— Extracted data entries —

═══

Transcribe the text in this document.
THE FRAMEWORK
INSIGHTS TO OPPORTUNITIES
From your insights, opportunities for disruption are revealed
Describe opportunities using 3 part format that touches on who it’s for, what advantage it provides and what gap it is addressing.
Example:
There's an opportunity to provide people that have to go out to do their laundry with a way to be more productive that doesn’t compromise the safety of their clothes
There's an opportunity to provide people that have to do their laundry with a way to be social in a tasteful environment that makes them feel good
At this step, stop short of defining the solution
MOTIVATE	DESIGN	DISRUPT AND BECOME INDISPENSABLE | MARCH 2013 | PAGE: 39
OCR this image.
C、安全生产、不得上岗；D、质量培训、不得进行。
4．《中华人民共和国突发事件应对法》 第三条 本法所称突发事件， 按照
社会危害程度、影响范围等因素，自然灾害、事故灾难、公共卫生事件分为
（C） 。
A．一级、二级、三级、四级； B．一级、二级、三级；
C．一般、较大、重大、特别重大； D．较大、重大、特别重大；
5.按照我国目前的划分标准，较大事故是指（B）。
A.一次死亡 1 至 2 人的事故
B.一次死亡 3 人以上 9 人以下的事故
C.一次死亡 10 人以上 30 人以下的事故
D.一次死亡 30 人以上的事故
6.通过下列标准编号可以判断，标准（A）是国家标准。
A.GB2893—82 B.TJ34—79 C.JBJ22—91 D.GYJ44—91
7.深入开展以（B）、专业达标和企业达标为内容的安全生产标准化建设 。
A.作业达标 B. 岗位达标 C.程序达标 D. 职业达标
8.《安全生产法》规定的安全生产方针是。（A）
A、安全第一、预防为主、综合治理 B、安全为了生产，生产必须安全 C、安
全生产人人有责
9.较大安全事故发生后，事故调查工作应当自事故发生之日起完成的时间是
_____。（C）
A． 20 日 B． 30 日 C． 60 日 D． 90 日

═══

— Given exercise —
Copy out the data shown above without altering anything.

— Response to this exercise —
Transcribe the text in this document.
THE FRAMEWORK
INSIGHTS TO OPPORTUNITIES
From your insights, opportunities for disruption are revealed
Describe opportunities using 3 part format that touches on who it’s for, what advantage it provides and what gap it is addressing.
Example:
There's an opportunity to provide people that have to go out to do their laundry with a way to be more productive that doesn’t compromise the safety of their clothes
There's an opportunity to provide people that have to do their laundry with a way to be social in a tasteful environment that makes them feel good
At this step, stop short of defining the solution
MOTIVATE	DESIGN	DISRUPT AND BECOME INDISPENSABLE | MARCH 2013 | PAGE: 39
OCR this image.
C、安全生产、不得上岗；D、质量培训、不得进行。
4．《中华人民共和国突发事件应对法》 第三条 本法所称突发事件， 按照
社会危害程度、影响范围等因素，自然灾害、事故灾难、公共卫生事件分为
（C） 。
A．一级、二级、三级、四级； B．一级、二级、三级；
C．一般、较大、重大、特别重大； D．较大、重大、特别重大；
5.按照我国目前的划分标准，较大事故是指（B）。
A.一次死亡 1 至 2 人的事故
B.一次死亡 3 人以上 9 人以下的事故
C.一次死亡 10 人以上 30 人以下的事故
D.一次死亡 30 人以上的事故
6.通过下列标准编号可以判断，标准（A）是国家标准。
A.GB2893—82 B.TJ34—79 C.JBJ22—91 D.GYJ44—91
7.深入开展以（B）、专业达标和企业达标为内容的安全生产标准化建设 。
A.作业达标 B. 岗位达标 C.程序达标 D. 职业达标
8.《安全生产法》规定的安全生产方针是。（A）
A、安全第一、预防为主、综合治理 B、安全为了生产，生产必须安全 C、安
全生产人人有责
9.较大安全事故发生后，事故调查工作应当自事故发生之日起完成的时间是
_____。（C）
A． 20 日 B． 30 日 C． 60 日 D． 90 日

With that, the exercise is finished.